Passage provided:
======
Few of the clergy and none of the school teachers are interested in questions like this, and so I went years without realizing that there is a whole body of work that deals with the ultimate—or, if you wish, fundamental—questions.  I speak, of course, of philosophy.  As a graduate of a music conservatory, my only class in this lasted a mere semester, and it wasn’t very good, at that.  But it did introduce me to thinkers like Plato and Aristotle and Augustine—even Erasmus (a loveable fellow) and Luther.  And after I got over my hatred of the course work (when the class was over, obviously), I developed a delight in delving into these volumes.

Over the years I picked up a spotty self-education in philosophy and religion, with lots of gaping holes and little systematic understanding.  Until two weeks ago.  I was in Baltimore and stumbled upon a used book store, which—like most used book stores—had an ample philosophy section, compliments of the incurious who are eager to dump old required reading from college.  Among other things, I picked up Richard Tarnas’s book, The Passion of the Western Mind, which covers the whole of Western thought from pre-Socratic Greece up until its publication in the early 1990′s.  I’ve been looking for something like this for awhile, something good in which the author does not have an ax to grind and in which he does not, once he gets to modern times, go down obscure rabbit holes while trying to pass them off as the whole of contemporary thought.  Tarnas’s book is such a work.

This book possesses one of the foremost hallmarks of greatness, which is the invisibility of the author.  It is as if you’re reading directly from Heraclitus, Plato, Aristotle, Augustine, and Aquinas.  I think this has something to do with Tarnas’s genuine curiosity.  While he intimates that he does not agree with the thinking of Medieval Christianity, he nevertheless gives it quite a fair hearing and urges the reader to understand the importance of knowing what people like Aquinas really said, so that we can better appreciate what came later, particularly the work of William of Occam and the epistemological conundrum that the West found itself in once reason and revelation were separated.  This problem led to the work of Descartes and the debate between the English empiricists and the Continental rationalists and culminated—for a short time—in the synthesizing work of Immanuel Kant.

Two things dawned on me while reading all of this.  First, there is not a thought or a question that you or I have ever had that was not considered centuries, if not millenia, ago.  We have been wrestling with the same angels and demons in the night for our entire history, and one idea comes into ascendence as another fades away.  There is not much originality in the world; the scale of our thought only has so many notes.  Second, it seems that philosophers, as much as I love them, often stake out opposite but equally ridiculous positions in a given debate.  Those who try to come up with something more reasonable or nuanced are often ignored.  Etienne Gilson, in his book Reason and Revelation in the Middle Ages, discusses Thomas Aquinas’s attempted compromise between the Latin Averroeists, who were ultimately rationalists, and the mystics in the thirteenth century.  Aquinas was ignored, thanks to the inroads the Averroeists had made, and this resulted ultimately, for better or worse, in the divide between science and religion.
======
Stored data:
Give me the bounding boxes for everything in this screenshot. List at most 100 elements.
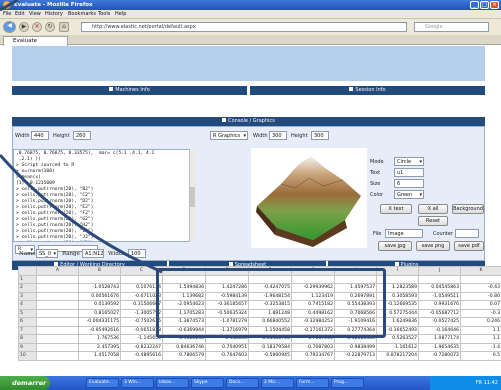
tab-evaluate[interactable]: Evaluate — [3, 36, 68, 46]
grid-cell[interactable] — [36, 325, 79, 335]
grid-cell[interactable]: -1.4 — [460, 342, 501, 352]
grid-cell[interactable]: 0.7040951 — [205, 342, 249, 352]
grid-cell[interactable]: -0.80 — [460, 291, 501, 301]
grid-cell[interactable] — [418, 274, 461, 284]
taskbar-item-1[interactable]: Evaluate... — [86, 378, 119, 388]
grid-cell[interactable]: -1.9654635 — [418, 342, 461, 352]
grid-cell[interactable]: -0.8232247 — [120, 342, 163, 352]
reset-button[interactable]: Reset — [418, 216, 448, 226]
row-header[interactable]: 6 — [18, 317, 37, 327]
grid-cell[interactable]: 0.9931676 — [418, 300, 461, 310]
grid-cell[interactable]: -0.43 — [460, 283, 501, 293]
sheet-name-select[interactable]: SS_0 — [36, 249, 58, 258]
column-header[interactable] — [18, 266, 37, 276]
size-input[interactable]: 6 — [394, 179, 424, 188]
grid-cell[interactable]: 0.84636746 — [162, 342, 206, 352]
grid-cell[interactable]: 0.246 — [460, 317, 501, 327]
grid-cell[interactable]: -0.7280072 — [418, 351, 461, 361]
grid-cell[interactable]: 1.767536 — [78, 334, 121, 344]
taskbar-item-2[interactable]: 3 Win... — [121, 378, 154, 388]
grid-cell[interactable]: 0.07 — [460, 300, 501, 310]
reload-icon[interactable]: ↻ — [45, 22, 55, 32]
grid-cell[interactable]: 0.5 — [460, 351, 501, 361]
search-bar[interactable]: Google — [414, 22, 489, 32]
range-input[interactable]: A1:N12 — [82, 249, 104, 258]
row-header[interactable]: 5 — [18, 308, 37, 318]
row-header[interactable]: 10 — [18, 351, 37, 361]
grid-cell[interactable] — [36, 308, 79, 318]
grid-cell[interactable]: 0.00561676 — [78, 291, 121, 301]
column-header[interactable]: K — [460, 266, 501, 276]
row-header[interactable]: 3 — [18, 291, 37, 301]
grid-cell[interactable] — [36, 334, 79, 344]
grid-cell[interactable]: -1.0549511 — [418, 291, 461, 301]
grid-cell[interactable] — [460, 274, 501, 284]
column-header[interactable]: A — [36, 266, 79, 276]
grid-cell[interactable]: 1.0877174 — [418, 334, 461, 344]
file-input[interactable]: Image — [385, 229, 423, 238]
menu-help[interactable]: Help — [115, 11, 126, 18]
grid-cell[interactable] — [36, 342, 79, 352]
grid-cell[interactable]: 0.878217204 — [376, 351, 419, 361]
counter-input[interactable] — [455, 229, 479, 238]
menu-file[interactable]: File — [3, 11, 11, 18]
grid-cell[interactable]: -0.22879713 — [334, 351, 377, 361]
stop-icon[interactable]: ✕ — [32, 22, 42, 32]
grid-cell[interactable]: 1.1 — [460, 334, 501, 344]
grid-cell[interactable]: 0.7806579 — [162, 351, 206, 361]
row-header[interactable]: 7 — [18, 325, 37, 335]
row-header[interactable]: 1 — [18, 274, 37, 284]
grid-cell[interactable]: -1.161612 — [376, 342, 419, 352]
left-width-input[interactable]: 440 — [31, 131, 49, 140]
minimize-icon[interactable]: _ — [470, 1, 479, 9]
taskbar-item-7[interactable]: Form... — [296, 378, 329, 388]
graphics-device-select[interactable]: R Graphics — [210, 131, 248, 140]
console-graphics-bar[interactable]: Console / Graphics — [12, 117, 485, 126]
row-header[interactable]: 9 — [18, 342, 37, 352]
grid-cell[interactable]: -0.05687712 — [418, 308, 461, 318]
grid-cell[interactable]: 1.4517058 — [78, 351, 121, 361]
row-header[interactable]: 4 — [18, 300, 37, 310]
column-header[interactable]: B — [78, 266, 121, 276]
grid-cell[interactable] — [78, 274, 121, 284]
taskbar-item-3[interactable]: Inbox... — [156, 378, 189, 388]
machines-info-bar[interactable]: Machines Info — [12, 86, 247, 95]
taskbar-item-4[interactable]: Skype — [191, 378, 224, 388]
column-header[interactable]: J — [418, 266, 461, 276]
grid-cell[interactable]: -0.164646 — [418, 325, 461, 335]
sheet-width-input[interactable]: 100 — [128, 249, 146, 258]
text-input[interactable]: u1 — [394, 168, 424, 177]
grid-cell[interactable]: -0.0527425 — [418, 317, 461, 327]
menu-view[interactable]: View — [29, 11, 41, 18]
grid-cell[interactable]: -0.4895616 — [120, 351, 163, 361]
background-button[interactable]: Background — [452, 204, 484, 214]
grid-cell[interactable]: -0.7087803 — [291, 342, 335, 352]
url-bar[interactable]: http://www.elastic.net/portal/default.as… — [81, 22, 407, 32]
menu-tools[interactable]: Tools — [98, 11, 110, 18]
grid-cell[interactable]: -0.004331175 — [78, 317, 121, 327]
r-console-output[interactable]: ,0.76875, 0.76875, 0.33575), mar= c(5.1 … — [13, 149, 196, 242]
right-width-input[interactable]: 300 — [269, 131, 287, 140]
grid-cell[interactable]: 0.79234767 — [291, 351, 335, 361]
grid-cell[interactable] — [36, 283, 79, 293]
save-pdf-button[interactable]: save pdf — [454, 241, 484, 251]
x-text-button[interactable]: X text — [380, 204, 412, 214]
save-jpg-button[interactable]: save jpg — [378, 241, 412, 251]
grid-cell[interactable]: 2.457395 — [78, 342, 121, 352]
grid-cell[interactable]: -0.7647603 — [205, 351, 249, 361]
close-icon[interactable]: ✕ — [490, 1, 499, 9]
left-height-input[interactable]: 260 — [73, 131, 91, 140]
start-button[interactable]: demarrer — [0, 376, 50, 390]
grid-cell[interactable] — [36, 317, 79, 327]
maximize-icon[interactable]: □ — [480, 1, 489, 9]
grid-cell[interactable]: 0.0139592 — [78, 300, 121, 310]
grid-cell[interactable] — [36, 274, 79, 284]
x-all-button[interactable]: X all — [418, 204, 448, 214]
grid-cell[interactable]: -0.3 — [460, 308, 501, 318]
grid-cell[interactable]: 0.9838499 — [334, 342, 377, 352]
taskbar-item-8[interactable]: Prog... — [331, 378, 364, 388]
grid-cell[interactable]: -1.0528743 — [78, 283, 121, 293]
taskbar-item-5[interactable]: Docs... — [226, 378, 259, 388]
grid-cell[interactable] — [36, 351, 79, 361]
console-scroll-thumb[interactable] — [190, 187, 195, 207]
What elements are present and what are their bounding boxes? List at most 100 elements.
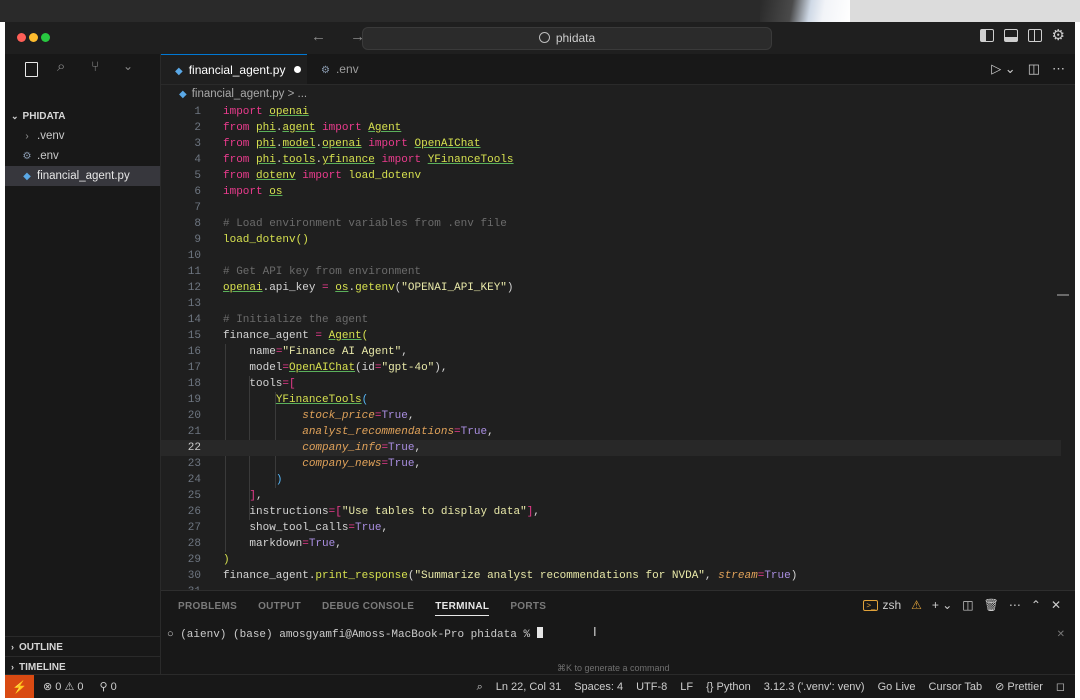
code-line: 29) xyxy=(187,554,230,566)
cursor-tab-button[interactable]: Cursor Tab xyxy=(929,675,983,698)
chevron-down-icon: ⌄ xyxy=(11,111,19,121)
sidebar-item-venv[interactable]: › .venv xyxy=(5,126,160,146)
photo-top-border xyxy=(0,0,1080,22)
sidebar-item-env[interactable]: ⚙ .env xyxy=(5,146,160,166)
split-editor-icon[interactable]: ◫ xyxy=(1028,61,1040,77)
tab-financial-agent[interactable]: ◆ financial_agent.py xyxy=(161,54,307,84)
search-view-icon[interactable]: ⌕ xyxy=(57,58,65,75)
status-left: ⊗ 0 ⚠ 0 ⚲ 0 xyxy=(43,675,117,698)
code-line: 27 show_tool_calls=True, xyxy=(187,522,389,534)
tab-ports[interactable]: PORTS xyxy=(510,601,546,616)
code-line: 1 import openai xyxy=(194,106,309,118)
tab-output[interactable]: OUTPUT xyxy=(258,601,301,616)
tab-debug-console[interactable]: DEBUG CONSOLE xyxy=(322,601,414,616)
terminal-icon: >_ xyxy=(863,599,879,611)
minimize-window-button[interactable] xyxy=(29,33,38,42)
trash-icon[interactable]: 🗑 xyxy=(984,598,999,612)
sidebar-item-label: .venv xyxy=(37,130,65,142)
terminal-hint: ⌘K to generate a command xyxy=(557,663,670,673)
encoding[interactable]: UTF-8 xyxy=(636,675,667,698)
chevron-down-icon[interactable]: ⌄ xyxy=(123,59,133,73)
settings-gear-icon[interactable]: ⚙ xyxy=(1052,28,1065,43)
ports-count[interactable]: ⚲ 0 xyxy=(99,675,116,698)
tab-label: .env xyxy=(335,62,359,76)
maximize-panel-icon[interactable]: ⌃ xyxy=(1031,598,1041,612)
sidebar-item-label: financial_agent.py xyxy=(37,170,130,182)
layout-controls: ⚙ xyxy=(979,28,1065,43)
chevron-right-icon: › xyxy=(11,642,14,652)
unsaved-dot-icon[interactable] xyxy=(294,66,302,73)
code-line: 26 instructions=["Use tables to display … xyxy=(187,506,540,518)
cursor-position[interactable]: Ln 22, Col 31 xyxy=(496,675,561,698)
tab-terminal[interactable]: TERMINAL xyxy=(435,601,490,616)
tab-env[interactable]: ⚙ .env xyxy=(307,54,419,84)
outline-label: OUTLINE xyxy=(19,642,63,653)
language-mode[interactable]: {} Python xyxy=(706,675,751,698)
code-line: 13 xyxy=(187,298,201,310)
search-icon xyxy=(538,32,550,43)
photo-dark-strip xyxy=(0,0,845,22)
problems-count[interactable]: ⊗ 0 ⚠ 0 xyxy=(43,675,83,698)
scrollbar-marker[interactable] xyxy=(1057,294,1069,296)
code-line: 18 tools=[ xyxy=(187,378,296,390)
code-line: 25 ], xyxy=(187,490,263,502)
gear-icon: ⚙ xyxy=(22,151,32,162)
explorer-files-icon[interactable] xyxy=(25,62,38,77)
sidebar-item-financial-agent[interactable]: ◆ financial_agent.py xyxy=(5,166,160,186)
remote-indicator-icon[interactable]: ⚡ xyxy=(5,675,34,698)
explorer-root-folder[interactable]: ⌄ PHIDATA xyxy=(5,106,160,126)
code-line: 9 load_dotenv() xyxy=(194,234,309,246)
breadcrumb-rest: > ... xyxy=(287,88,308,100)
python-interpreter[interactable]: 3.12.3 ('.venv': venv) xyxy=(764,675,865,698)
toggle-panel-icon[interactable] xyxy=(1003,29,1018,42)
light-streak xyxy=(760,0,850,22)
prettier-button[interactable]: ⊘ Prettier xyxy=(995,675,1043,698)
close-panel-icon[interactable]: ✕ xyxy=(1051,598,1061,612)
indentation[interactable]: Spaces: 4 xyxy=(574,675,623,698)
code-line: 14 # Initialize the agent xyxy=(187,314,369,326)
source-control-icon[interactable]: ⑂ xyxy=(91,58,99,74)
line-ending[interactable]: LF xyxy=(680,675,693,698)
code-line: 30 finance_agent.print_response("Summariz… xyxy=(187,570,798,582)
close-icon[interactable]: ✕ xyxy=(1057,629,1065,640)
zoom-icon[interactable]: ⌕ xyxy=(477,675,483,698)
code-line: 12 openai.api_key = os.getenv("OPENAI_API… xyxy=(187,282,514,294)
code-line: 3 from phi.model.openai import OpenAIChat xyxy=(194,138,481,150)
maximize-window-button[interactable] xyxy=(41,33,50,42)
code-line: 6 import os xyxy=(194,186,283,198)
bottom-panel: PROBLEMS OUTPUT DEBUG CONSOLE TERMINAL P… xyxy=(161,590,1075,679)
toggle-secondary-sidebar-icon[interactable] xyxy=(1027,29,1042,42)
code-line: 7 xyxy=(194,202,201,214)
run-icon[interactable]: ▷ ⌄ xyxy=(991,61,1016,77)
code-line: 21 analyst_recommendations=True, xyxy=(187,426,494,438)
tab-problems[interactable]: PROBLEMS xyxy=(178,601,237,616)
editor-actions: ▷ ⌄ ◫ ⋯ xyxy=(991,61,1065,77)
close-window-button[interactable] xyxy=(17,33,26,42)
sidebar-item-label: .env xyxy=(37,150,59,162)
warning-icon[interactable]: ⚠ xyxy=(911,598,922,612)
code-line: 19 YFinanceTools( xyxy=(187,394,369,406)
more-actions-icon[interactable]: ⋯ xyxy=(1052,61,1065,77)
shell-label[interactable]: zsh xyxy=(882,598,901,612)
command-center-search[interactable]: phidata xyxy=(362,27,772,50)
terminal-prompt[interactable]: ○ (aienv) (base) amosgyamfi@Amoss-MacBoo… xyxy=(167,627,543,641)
======
What the exercise asks:
Take the essay on reading philosophy and Tarnas's book further, picking up after its last sentence. The records have no connection to the essay on reading philosophy.

The result:
But it is not just a problem of philosophical stubbornness or extremism that causes this.  As we think and write and question, it seems as if we’re going around in circles around a great big hole, an empty space where truth seems to reside and which will tolerate no description in words.  Our attempts to get there only lead to distortion and confusion.  The musical scale of our thought, as it were, must be translated into a new mode, and from what place will these New Songs come?

Does this mean that philosophy is a waste of time?  I don’t think so.  To approach even the unanswerable questions makes us more human, if only because it makes us more humble.  We don’t know as much as we think we do, and philosophers are usually the first to admit that, the folksy protestations of the pragmatic notwithstanding.  This confrontation with the ineffable is precisely what makes philosophy a passion, in both senses of the word:  It is a love affair, but it is also a suffering.  Even today, borrowing from St. Paul, humanity groans as it tries to give birth to a fuller understanding of what it means to exist.  There is, in my opinion, only one disastrous outcome possible—that we cease our labors and begin to live as animals, witless participants in a technologically-advanced dark age of stupidity.

One cannot write, or read for that matter, a history of Western thought without wondering where we go from here.  Tarnas puts a lot of stock in the idea of a collective conscious and in the reuniting of male and female which he shows has been a recent theme in many spheres.  He’s surely no cultural traditionalist, but I don’t think this idea should be dismissed out of hand.  In Christ, St. Paul said, there is neither male nor female.  Maybe this has eschatological and not just evangelical meaning.  Angels have no gender.  Think, too, of all the ancient texts that intimate that the sexes grew separately out of the same source.  There are, of course, crazy people who would put all boys on Ritalin if they could so they behaved more like girls, but I don’t believe this is what Tarnas is aiming for.  He’s on another plane entirely.  If I tried to sum up his position I would likely do it some violence, so just read the book, and allow yourself to wonder along with the author.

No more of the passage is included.